PROVIDED RECORDS:
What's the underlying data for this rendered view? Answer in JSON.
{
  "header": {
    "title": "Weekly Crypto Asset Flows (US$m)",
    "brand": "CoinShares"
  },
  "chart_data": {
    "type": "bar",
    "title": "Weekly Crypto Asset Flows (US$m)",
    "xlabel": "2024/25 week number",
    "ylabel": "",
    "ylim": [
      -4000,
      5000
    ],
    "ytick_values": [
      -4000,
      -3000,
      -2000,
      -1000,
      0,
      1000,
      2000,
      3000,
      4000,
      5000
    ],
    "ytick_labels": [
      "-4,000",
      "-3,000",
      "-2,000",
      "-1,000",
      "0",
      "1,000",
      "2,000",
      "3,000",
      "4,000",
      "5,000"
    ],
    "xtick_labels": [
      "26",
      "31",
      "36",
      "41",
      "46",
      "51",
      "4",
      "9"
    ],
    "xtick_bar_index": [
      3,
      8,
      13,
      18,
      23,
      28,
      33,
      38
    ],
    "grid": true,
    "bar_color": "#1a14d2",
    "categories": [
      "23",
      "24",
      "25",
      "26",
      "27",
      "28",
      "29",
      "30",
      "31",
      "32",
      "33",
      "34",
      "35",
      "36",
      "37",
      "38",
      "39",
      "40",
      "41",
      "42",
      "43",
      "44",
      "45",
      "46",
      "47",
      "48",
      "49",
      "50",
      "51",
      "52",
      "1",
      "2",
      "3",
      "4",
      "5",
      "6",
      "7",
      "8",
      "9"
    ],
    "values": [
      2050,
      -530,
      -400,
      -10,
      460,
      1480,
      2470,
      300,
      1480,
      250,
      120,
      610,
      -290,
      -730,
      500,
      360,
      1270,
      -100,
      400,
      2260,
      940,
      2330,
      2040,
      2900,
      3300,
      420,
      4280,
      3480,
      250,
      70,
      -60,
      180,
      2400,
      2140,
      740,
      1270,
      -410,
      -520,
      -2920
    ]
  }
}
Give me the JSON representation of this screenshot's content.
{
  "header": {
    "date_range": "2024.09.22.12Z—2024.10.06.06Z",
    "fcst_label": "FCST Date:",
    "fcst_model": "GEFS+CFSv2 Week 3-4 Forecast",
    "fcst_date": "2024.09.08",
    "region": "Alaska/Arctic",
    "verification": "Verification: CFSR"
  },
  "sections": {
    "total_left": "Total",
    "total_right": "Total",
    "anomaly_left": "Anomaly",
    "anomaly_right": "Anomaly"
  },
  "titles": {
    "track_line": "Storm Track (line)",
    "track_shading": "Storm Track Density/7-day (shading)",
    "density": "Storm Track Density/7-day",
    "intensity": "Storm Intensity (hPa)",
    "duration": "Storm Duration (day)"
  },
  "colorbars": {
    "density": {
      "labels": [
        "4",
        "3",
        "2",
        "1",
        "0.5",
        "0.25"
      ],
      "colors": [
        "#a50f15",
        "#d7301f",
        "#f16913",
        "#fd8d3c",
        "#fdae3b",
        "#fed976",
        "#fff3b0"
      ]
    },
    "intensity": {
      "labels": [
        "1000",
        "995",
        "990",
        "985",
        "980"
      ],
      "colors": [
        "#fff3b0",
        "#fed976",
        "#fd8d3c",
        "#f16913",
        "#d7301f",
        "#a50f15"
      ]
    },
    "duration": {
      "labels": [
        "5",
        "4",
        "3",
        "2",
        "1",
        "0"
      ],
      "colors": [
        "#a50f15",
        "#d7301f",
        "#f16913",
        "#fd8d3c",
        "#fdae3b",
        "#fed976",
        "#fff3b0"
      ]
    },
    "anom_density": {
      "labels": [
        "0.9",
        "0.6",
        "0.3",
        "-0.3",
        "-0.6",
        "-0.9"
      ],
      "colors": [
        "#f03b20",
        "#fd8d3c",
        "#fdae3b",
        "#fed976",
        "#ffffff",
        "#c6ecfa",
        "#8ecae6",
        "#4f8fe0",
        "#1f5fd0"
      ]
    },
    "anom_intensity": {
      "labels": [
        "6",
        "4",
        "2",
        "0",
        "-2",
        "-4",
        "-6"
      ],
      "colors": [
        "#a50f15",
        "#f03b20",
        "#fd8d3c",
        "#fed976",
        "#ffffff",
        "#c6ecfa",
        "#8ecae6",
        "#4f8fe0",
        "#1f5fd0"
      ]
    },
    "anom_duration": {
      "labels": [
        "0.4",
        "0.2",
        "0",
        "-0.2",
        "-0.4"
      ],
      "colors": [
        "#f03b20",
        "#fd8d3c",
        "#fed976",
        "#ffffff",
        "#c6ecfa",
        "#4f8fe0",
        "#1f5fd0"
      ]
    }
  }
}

EXERCISE DETAILS: Copy down the whole of the data above, matching it exactly.

SOLUTION BELOW:
What's the underlying data for this rendered view? Answer in JSON.
{
  "header": {
    "title": "Weekly Crypto Asset Flows (US$m)",
    "brand": "CoinShares"
  },
  "chart_data": {
    "type": "bar",
    "title": "Weekly Crypto Asset Flows (US$m)",
    "xlabel": "2024/25 week number",
    "ylabel": "",
    "ylim": [
      -4000,
      5000
    ],
    "ytick_values": [
      -4000,
      -3000,
      -2000,
      -1000,
      0,
      1000,
      2000,
      3000,
      4000,
      5000
    ],
    "ytick_labels": [
      "-4,000",
      "-3,000",
      "-2,000",
      "-1,000",
      "0",
      "1,000",
      "2,000",
      "3,000",
      "4,000",
      "5,000"
    ],
    "xtick_labels": [
      "26",
      "31",
      "36",
      "41",
      "46",
      "51",
      "4",
      "9"
    ],
    "xtick_bar_index": [
      3,
      8,
      13,
      18,
      23,
      28,
      33,
      38
    ],
    "grid": true,
    "bar_color": "#1a14d2",
    "categories": [
      "23",
      "24",
      "25",
      "26",
      "27",
      "28",
      "29",
      "30",
      "31",
      "32",
      "33",
      "34",
      "35",
      "36",
      "37",
      "38",
      "39",
      "40",
      "41",
      "42",
      "43",
      "44",
      "45",
      "46",
      "47",
      "48",
      "49",
      "50",
      "51",
      "52",
      "1",
      "2",
      "3",
      "4",
      "5",
      "6",
      "7",
      "8",
      "9"
    ],
    "values": [
      2050,
      -530,
      -400,
      -10,
      460,
      1480,
      2470,
      300,
      1480,
      250,
      120,
      610,
      -290,
      -730,
      500,
      360,
      1270,
      -100,
      400,
      2260,
      940,
      2330,
      2040,
      2900,
      3300,
      420,
      4280,
      3480,
      250,
      70,
      -60,
      180,
      2400,
      2140,
      740,
      1270,
      -410,
      -520,
      -2920
    ]
  }
}
Give me the JSON representation of this screenshot's content.
{
  "header": {
    "date_range": "2024.09.22.12Z—2024.10.06.06Z",
    "fcst_label": "FCST Date:",
    "fcst_model": "GEFS+CFSv2 Week 3-4 Forecast",
    "fcst_date": "2024.09.08",
    "region": "Alaska/Arctic",
    "verification": "Verification: CFSR"
  },
  "sections": {
    "total_left": "Total",
    "total_right": "Total",
    "anomaly_left": "Anomaly",
    "anomaly_right": "Anomaly"
  },
  "titles": {
    "track_line": "Storm Track (line)",
    "track_shading": "Storm Track Density/7-day (shading)",
    "density": "Storm Track Density/7-day",
    "intensity": "Storm Intensity (hPa)",
    "duration": "Storm Duration (day)"
  },
  "colorbars": {
    "density": {
      "labels": [
        "4",
        "3",
        "2",
        "1",
        "0.5",
        "0.25"
      ],
      "colors": [
        "#a50f15",
        "#d7301f",
        "#f16913",
        "#fd8d3c",
        "#fdae3b",
        "#fed976",
        "#fff3b0"
      ]
    },
    "intensity": {
      "labels": [
        "1000",
        "995",
        "990",
        "985",
        "980"
      ],
      "colors": [
        "#fff3b0",
        "#fed976",
        "#fd8d3c",
        "#f16913",
        "#d7301f",
        "#a50f15"
      ]
    },
    "duration": {
      "labels": [
        "5",
        "4",
        "3",
        "2",
        "1",
        "0"
      ],
      "colors": [
        "#a50f15",
        "#d7301f",
        "#f16913",
        "#fd8d3c",
        "#fdae3b",
        "#fed976",
        "#fff3b0"
      ]
    },
    "anom_density": {
      "labels": [
        "0.9",
        "0.6",
        "0.3",
        "-0.3",
        "-0.6",
        "-0.9"
      ],
      "colors": [
        "#f03b20",
        "#fd8d3c",
        "#fdae3b",
        "#fed976",
        "#ffffff",
        "#c6ecfa",
        "#8ecae6",
        "#4f8fe0",
        "#1f5fd0"
      ]
    },
    "anom_intensity": {
      "labels": [
        "6",
        "4",
        "2",
        "0",
        "-2",
        "-4",
        "-6"
      ],
      "colors": [
        "#a50f15",
        "#f03b20",
        "#fd8d3c",
        "#fed976",
        "#ffffff",
        "#c6ecfa",
        "#8ecae6",
        "#4f8fe0",
        "#1f5fd0"
      ]
    },
    "anom_duration": {
      "labels": [
        "0.4",
        "0.2",
        "0",
        "-0.2",
        "-0.4"
      ],
      "colors": [
        "#f03b20",
        "#fd8d3c",
        "#fed976",
        "#ffffff",
        "#c6ecfa",
        "#4f8fe0",
        "#1f5fd0"
      ]
    }
  }
}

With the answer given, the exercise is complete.